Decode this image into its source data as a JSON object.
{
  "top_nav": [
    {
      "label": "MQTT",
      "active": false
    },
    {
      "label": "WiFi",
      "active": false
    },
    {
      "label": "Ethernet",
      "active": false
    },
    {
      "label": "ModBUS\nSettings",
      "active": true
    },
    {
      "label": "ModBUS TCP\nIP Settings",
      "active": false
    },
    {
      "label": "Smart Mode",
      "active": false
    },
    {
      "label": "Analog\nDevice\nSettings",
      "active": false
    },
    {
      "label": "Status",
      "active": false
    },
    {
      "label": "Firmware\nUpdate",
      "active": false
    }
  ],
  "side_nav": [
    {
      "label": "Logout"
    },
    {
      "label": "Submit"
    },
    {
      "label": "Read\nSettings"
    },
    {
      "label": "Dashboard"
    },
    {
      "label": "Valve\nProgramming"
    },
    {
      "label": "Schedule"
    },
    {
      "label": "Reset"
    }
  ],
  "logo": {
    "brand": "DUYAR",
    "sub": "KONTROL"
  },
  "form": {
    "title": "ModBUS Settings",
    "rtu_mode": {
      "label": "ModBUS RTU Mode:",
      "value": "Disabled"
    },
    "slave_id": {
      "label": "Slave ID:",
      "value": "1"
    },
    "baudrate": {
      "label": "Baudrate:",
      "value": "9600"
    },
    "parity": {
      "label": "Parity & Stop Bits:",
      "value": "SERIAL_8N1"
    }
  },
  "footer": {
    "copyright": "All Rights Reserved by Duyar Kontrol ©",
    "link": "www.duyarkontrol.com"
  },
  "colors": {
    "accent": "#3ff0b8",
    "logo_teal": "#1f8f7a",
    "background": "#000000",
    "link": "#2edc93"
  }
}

_ _ _ _ _ _ _

**Problem**
Out of the material above, gather each line where "nSettings" appears.

**Output**
      "label": "ModBUS\nSettings",
      "label": "Analog\nDevice\nSettings",
      "label": "Read\nSettings"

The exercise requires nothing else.